START Records supplied

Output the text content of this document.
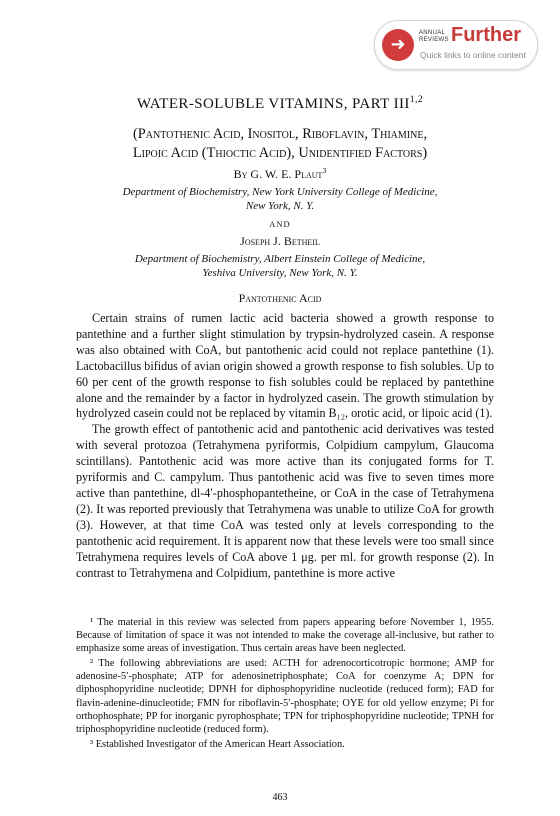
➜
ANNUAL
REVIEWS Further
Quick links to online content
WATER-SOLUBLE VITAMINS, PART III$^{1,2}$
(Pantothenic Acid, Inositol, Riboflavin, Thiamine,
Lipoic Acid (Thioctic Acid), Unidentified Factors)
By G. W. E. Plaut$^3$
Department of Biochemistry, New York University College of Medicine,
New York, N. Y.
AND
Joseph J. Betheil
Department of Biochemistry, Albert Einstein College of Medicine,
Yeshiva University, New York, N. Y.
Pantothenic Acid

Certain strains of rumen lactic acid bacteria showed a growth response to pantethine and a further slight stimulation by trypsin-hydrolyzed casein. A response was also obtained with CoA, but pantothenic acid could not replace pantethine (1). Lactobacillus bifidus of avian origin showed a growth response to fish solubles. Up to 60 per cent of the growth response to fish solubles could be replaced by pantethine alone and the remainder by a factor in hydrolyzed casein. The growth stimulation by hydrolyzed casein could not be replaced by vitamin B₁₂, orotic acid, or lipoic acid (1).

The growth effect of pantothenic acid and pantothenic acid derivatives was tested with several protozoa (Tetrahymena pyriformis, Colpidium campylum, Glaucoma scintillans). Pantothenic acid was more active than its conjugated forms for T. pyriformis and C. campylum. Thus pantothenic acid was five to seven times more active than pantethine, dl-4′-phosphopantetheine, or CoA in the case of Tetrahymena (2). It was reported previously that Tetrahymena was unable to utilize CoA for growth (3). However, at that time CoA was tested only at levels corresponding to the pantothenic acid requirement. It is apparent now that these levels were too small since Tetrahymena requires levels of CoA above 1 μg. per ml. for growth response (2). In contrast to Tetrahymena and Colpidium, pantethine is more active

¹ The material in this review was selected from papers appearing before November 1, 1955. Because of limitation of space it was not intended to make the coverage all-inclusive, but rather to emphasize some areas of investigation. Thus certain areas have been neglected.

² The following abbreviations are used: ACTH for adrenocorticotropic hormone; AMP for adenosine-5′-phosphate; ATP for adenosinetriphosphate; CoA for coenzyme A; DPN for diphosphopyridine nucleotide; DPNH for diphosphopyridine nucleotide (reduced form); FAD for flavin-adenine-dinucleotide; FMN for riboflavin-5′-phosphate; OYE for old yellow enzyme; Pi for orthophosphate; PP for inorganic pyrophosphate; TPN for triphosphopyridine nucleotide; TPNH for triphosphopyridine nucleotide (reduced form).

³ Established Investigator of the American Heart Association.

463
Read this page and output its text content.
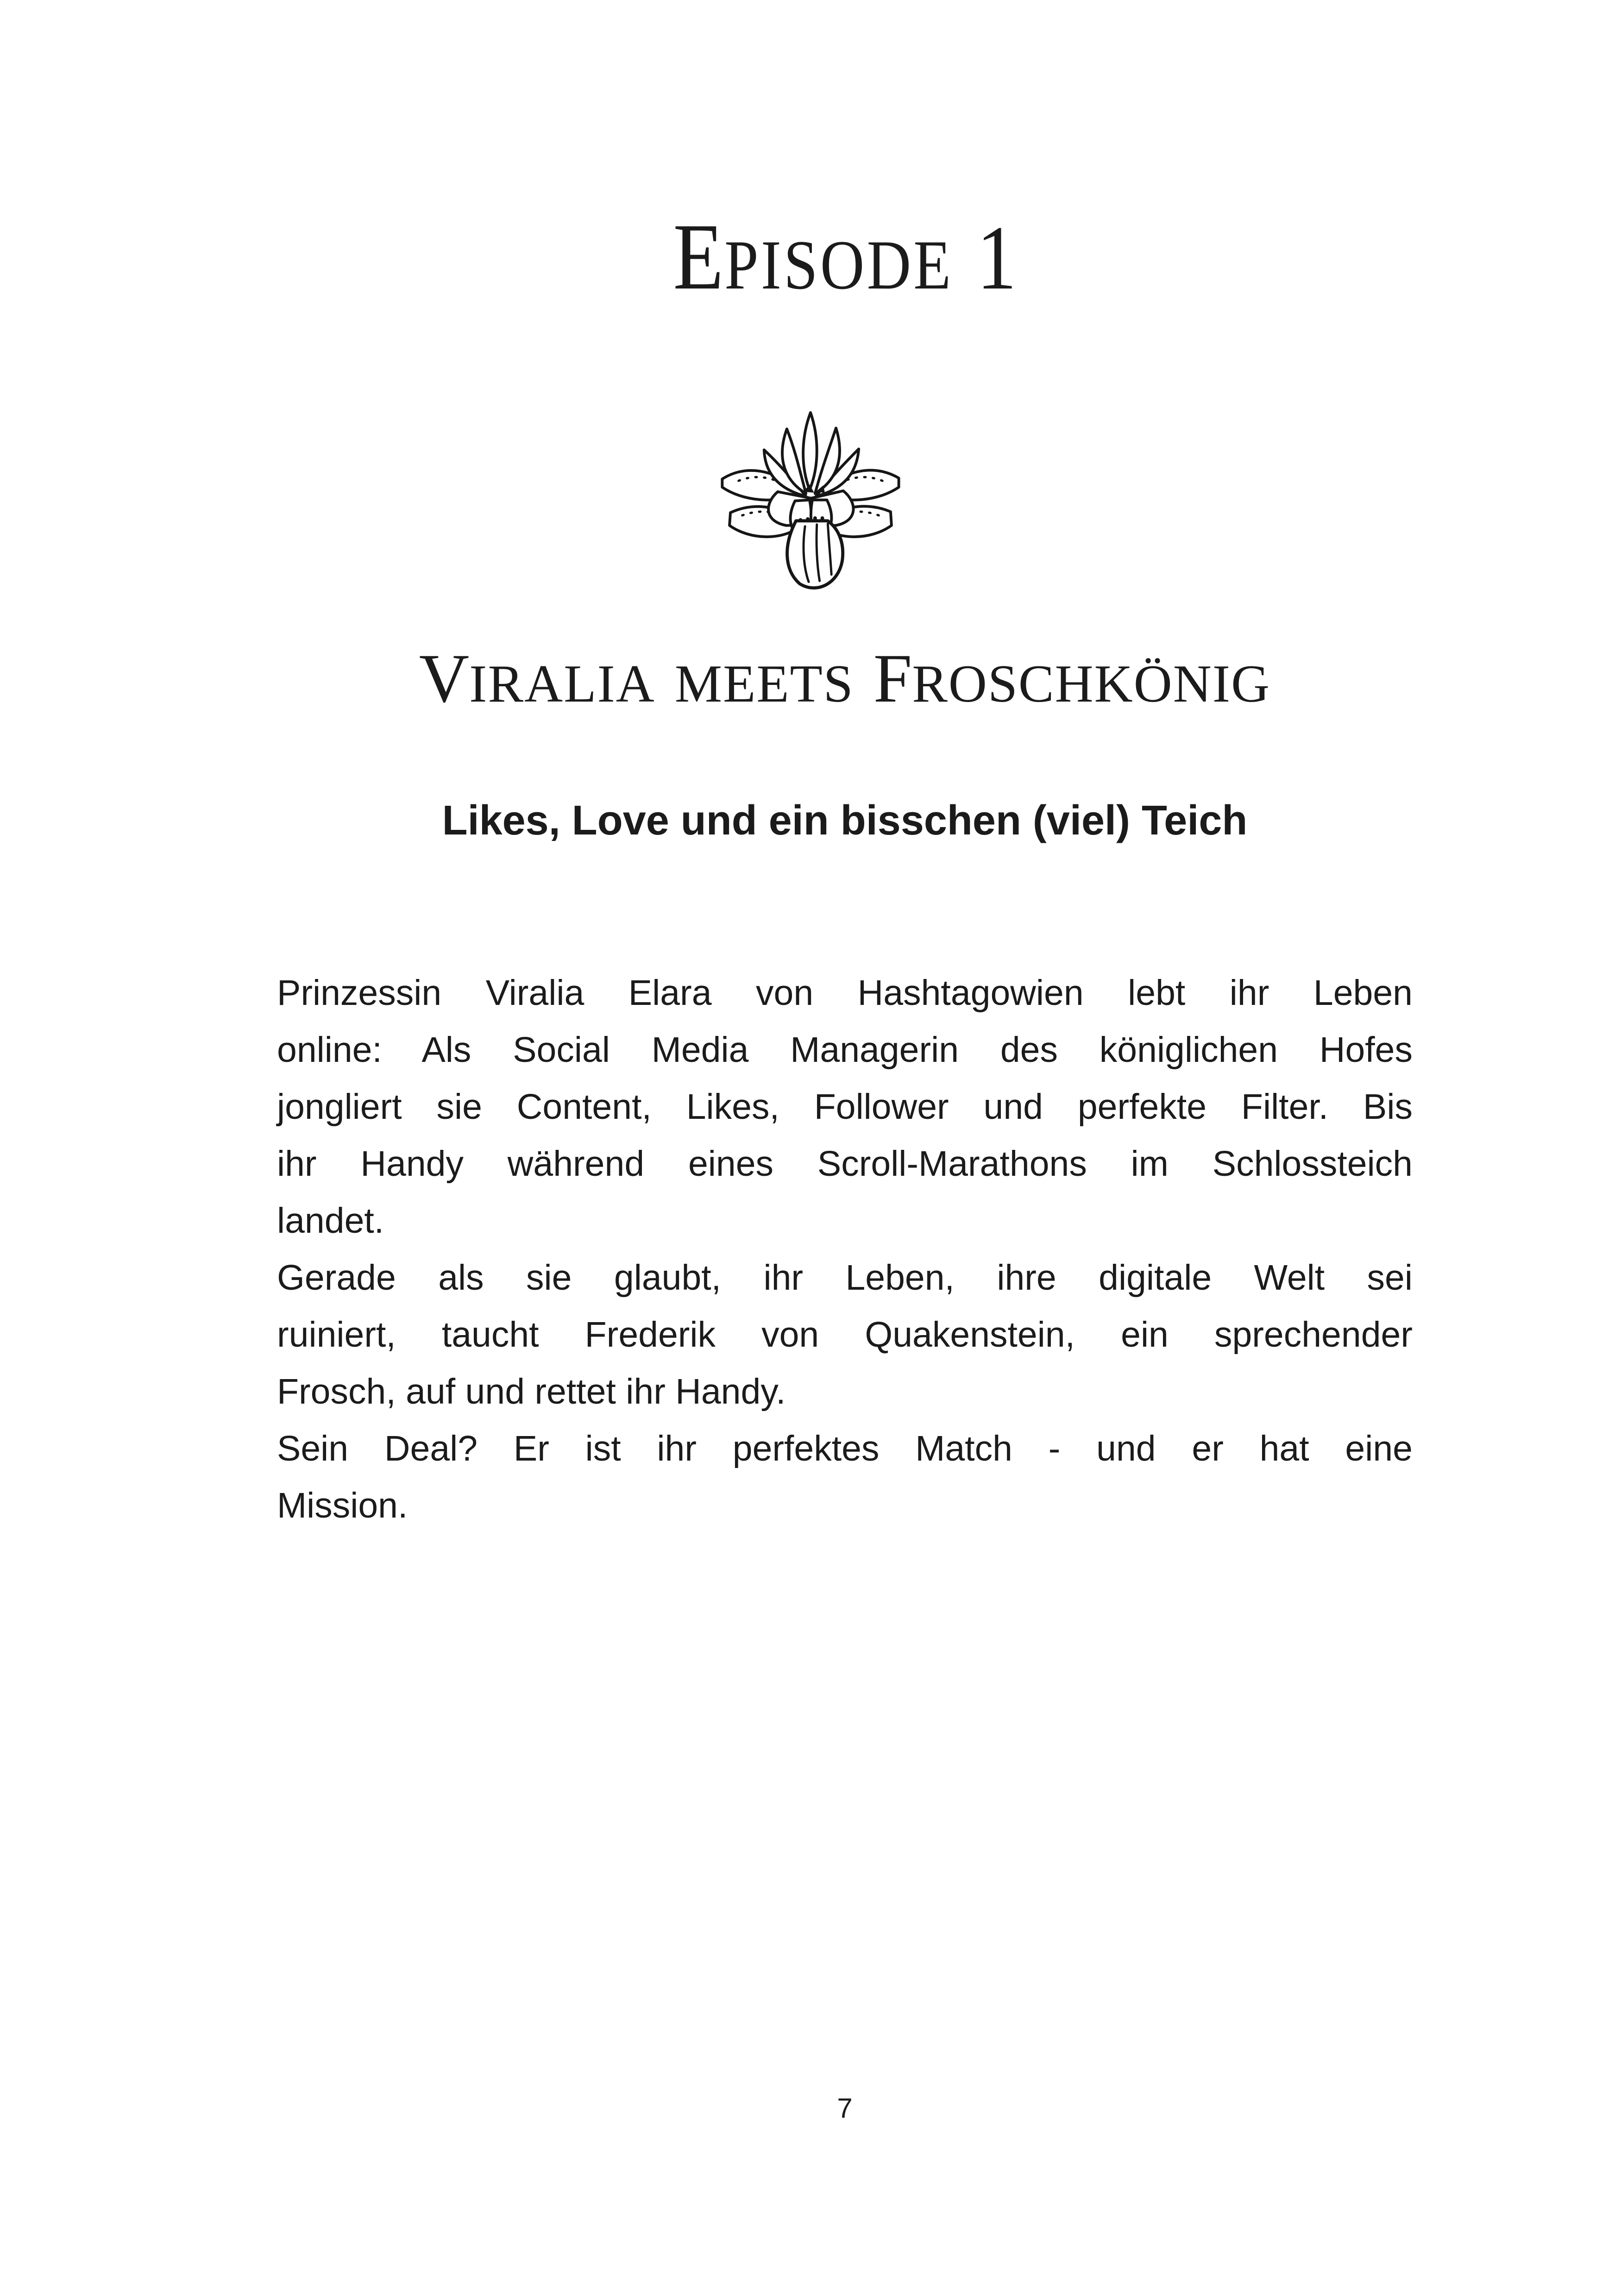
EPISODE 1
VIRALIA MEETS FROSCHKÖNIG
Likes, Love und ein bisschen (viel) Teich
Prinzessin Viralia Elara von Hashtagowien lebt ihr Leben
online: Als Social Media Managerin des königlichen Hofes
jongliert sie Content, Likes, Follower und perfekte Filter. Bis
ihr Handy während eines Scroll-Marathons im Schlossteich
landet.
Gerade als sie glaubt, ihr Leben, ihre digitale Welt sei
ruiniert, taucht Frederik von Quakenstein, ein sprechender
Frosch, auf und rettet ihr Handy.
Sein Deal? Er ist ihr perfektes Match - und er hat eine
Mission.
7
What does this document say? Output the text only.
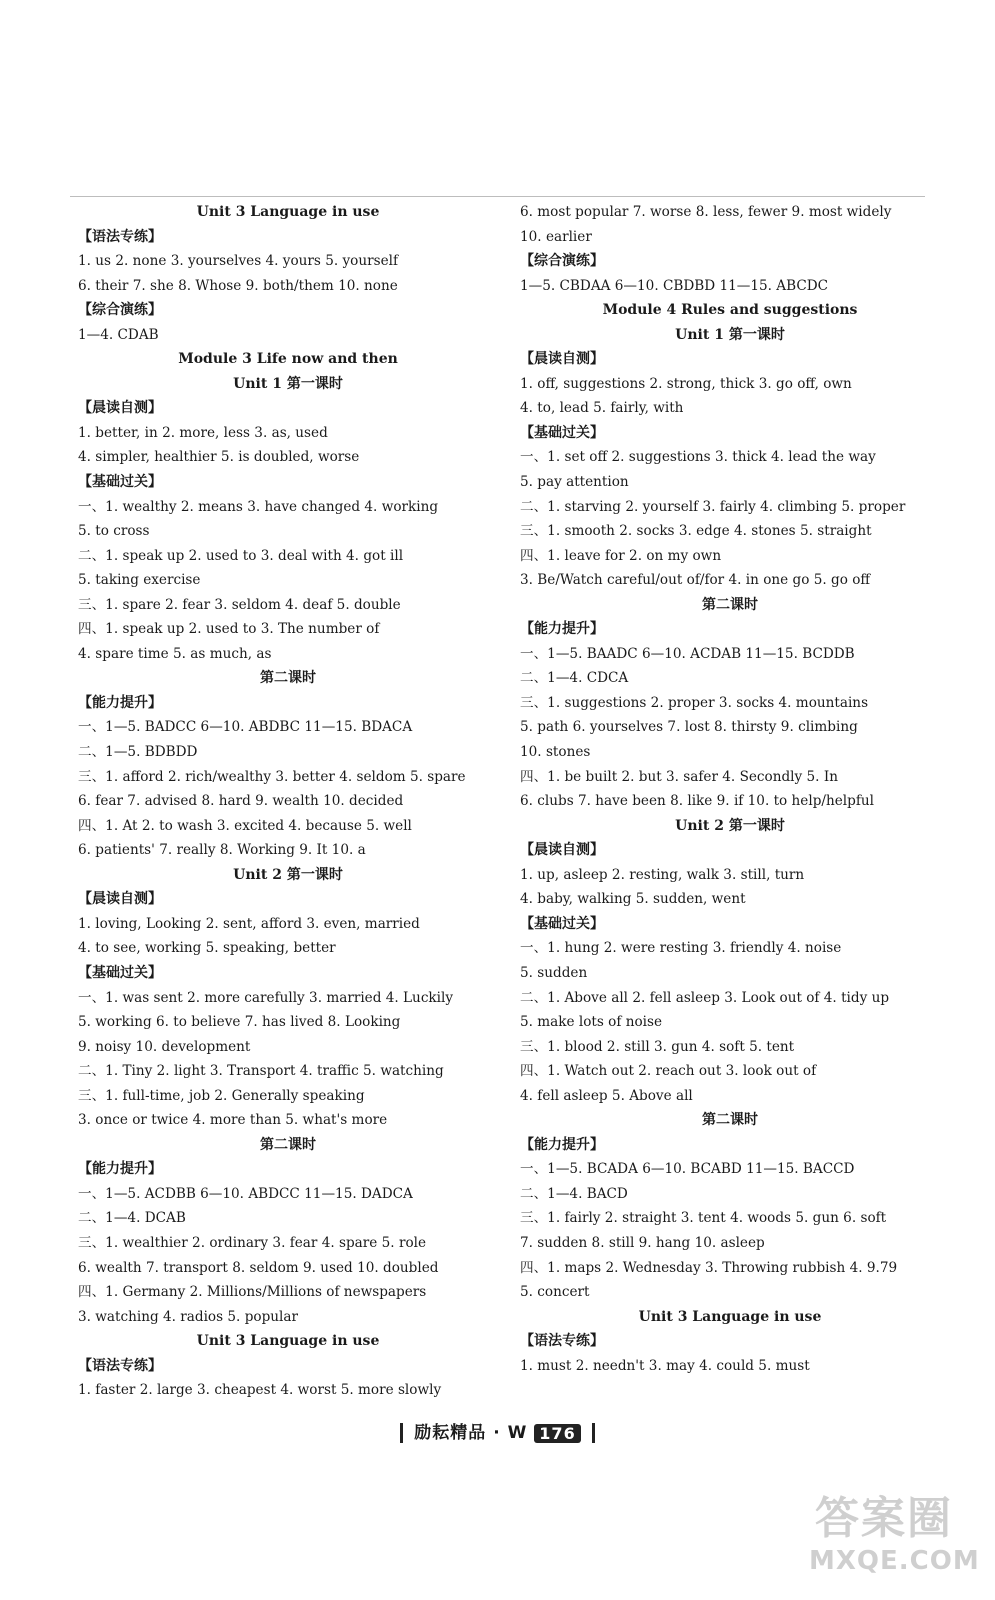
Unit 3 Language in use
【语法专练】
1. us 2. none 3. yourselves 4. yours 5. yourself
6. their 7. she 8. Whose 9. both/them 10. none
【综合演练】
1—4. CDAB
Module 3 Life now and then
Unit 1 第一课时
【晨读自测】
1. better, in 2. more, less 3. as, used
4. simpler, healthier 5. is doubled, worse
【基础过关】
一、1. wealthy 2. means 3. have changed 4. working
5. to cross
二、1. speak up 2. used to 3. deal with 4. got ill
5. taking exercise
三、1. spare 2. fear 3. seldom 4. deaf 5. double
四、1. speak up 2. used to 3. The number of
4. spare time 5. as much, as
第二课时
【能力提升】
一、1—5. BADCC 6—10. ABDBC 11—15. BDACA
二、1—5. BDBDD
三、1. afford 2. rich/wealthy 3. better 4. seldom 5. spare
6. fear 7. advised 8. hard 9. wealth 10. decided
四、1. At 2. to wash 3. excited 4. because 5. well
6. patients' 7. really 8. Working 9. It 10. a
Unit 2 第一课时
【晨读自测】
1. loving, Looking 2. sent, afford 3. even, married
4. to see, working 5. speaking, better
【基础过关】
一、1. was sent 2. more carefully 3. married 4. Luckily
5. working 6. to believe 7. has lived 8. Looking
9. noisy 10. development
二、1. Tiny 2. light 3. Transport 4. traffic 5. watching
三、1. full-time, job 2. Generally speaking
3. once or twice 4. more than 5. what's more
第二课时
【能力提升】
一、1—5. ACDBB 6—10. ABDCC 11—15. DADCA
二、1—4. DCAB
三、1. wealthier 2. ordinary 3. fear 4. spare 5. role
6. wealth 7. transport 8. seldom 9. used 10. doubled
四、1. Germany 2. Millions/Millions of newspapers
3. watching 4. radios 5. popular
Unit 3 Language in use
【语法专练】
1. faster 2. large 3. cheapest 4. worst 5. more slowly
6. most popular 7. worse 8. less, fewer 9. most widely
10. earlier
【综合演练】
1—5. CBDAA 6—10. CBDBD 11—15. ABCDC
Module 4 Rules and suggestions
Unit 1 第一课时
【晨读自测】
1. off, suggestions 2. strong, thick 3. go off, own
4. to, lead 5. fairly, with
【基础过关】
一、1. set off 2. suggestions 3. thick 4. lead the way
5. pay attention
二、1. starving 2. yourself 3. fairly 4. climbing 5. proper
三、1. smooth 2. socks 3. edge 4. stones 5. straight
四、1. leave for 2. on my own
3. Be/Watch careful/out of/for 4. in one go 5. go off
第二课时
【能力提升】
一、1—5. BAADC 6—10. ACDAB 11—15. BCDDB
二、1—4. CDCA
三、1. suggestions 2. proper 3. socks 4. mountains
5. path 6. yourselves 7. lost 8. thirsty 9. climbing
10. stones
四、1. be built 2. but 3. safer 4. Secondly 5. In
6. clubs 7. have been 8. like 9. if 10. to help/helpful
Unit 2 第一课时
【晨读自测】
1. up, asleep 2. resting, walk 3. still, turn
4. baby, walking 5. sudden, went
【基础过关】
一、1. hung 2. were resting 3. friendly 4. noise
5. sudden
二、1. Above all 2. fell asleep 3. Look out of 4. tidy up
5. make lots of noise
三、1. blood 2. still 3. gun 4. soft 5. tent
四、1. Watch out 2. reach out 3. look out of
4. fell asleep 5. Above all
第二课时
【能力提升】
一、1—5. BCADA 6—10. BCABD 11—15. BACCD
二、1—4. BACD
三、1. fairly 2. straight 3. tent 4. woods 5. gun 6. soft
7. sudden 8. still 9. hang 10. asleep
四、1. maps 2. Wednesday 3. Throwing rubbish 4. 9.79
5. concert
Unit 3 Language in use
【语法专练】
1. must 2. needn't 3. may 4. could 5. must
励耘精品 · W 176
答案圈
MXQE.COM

END Records supplied

Exercise goal
Each record above is to be copied exactly. Drop the pictures.

Exercise solution
Output the text content of this document.
➜
ANNUAL
REVIEWS Further
Quick links to online content
WATER-SOLUBLE VITAMINS, PART III$^{1,2}$
(Pantothenic Acid, Inositol, Riboflavin, Thiamine,
Lipoic Acid (Thioctic Acid), Unidentified Factors)
By G. W. E. Plaut$^3$
Department of Biochemistry, New York University College of Medicine,
New York, N. Y.
AND
Joseph J. Betheil
Department of Biochemistry, Albert Einstein College of Medicine,
Yeshiva University, New York, N. Y.
Pantothenic Acid

Certain strains of rumen lactic acid bacteria showed a growth response to pantethine and a further slight stimulation by trypsin-hydrolyzed casein. A response was also obtained with CoA, but pantothenic acid could not replace pantethine (1). Lactobacillus bifidus of avian origin showed a growth response to fish solubles. Up to 60 per cent of the growth response to fish solubles could be replaced by pantethine alone and the remainder by a factor in hydrolyzed casein. The growth stimulation by hydrolyzed casein could not be replaced by vitamin B₁₂, orotic acid, or lipoic acid (1).

The growth effect of pantothenic acid and pantothenic acid derivatives was tested with several protozoa (Tetrahymena pyriformis, Colpidium campylum, Glaucoma scintillans). Pantothenic acid was more active than its conjugated forms for T. pyriformis and C. campylum. Thus pantothenic acid was five to seven times more active than pantethine, dl-4′-phosphopantetheine, or CoA in the case of Tetrahymena (2). It was reported previously that Tetrahymena was unable to utilize CoA for growth (3). However, at that time CoA was tested only at levels corresponding to the pantothenic acid requirement. It is apparent now that these levels were too small since Tetrahymena requires levels of CoA above 1 μg. per ml. for growth response (2). In contrast to Tetrahymena and Colpidium, pantethine is more active

¹ The material in this review was selected from papers appearing before November 1, 1955. Because of limitation of space it was not intended to make the coverage all-inclusive, but rather to emphasize some areas of investigation. Thus certain areas have been neglected.

² The following abbreviations are used: ACTH for adrenocorticotropic hormone; AMP for adenosine-5′-phosphate; ATP for adenosinetriphosphate; CoA for coenzyme A; DPN for diphosphopyridine nucleotide; DPNH for diphosphopyridine nucleotide (reduced form); FAD for flavin-adenine-dinucleotide; FMN for riboflavin-5′-phosphate; OYE for old yellow enzyme; Pi for orthophosphate; PP for inorganic pyrophosphate; TPN for triphosphopyridine nucleotide; TPNH for triphosphopyridine nucleotide (reduced form).

³ Established Investigator of the American Heart Association.

463
Read this page and output its text content.
EPISODE 1
VIRALIA MEETS FROSCHKÖNIG
Likes, Love und ein bisschen (viel) Teich
Prinzessin Viralia Elara von Hashtagowien lebt ihr Leben
online: Als Social Media Managerin des königlichen Hofes
jongliert sie Content, Likes, Follower und perfekte Filter. Bis
ihr Handy während eines Scroll-Marathons im Schlossteich
landet.
Gerade als sie glaubt, ihr Leben, ihre digitale Welt sei
ruiniert, taucht Frederik von Quakenstein, ein sprechender
Frosch, auf und rettet ihr Handy.
Sein Deal? Er ist ihr perfektes Match - und er hat eine
Mission.
7
What does this document say? Output the text only.
Unit 3 Language in use
【语法专练】
1. us 2. none 3. yourselves 4. yours 5. yourself
6. their 7. she 8. Whose 9. both/them 10. none
【综合演练】
1—4. CDAB
Module 3 Life now and then
Unit 1 第一课时
【晨读自测】
1. better, in 2. more, less 3. as, used
4. simpler, healthier 5. is doubled, worse
【基础过关】
一、1. wealthy 2. means 3. have changed 4. working
5. to cross
二、1. speak up 2. used to 3. deal with 4. got ill
5. taking exercise
三、1. spare 2. fear 3. seldom 4. deaf 5. double
四、1. speak up 2. used to 3. The number of
4. spare time 5. as much, as
第二课时
【能力提升】
一、1—5. BADCC 6—10. ABDBC 11—15. BDACA
二、1—5. BDBDD
三、1. afford 2. rich/wealthy 3. better 4. seldom 5. spare
6. fear 7. advised 8. hard 9. wealth 10. decided
四、1. At 2. to wash 3. excited 4. because 5. well
6. patients' 7. really 8. Working 9. It 10. a
Unit 2 第一课时
【晨读自测】
1. loving, Looking 2. sent, afford 3. even, married
4. to see, working 5. speaking, better
【基础过关】
一、1. was sent 2. more carefully 3. married 4. Luckily
5. working 6. to believe 7. has lived 8. Looking
9. noisy 10. development
二、1. Tiny 2. light 3. Transport 4. traffic 5. watching
三、1. full-time, job 2. Generally speaking
3. once or twice 4. more than 5. what's more
第二课时
【能力提升】
一、1—5. ACDBB 6—10. ABDCC 11—15. DADCA
二、1—4. DCAB
三、1. wealthier 2. ordinary 3. fear 4. spare 5. role
6. wealth 7. transport 8. seldom 9. used 10. doubled
四、1. Germany 2. Millions/Millions of newspapers
3. watching 4. radios 5. popular
Unit 3 Language in use
【语法专练】
1. faster 2. large 3. cheapest 4. worst 5. more slowly
6. most popular 7. worse 8. less, fewer 9. most widely
10. earlier
【综合演练】
1—5. CBDAA 6—10. CBDBD 11—15. ABCDC
Module 4 Rules and suggestions
Unit 1 第一课时
【晨读自测】
1. off, suggestions 2. strong, thick 3. go off, own
4. to, lead 5. fairly, with
【基础过关】
一、1. set off 2. suggestions 3. thick 4. lead the way
5. pay attention
二、1. starving 2. yourself 3. fairly 4. climbing 5. proper
三、1. smooth 2. socks 3. edge 4. stones 5. straight
四、1. leave for 2. on my own
3. Be/Watch careful/out of/for 4. in one go 5. go off
第二课时
【能力提升】
一、1—5. BAADC 6—10. ACDAB 11—15. BCDDB
二、1—4. CDCA
三、1. suggestions 2. proper 3. socks 4. mountains
5. path 6. yourselves 7. lost 8. thirsty 9. climbing
10. stones
四、1. be built 2. but 3. safer 4. Secondly 5. In
6. clubs 7. have been 8. like 9. if 10. to help/helpful
Unit 2 第一课时
【晨读自测】
1. up, asleep 2. resting, walk 3. still, turn
4. baby, walking 5. sudden, went
【基础过关】
一、1. hung 2. were resting 3. friendly 4. noise
5. sudden
二、1. Above all 2. fell asleep 3. Look out of 4. tidy up
5. make lots of noise
三、1. blood 2. still 3. gun 4. soft 5. tent
四、1. Watch out 2. reach out 3. look out of
4. fell asleep 5. Above all
第二课时
【能力提升】
一、1—5. BCADA 6—10. BCABD 11—15. BACCD
二、1—4. BACD
三、1. fairly 2. straight 3. tent 4. woods 5. gun 6. soft
7. sudden 8. still 9. hang 10. asleep
四、1. maps 2. Wednesday 3. Throwing rubbish 4. 9.79
5. concert
Unit 3 Language in use
【语法专练】
1. must 2. needn't 3. may 4. could 5. must
励耘精品 · W 176
答案圈
MXQE.COM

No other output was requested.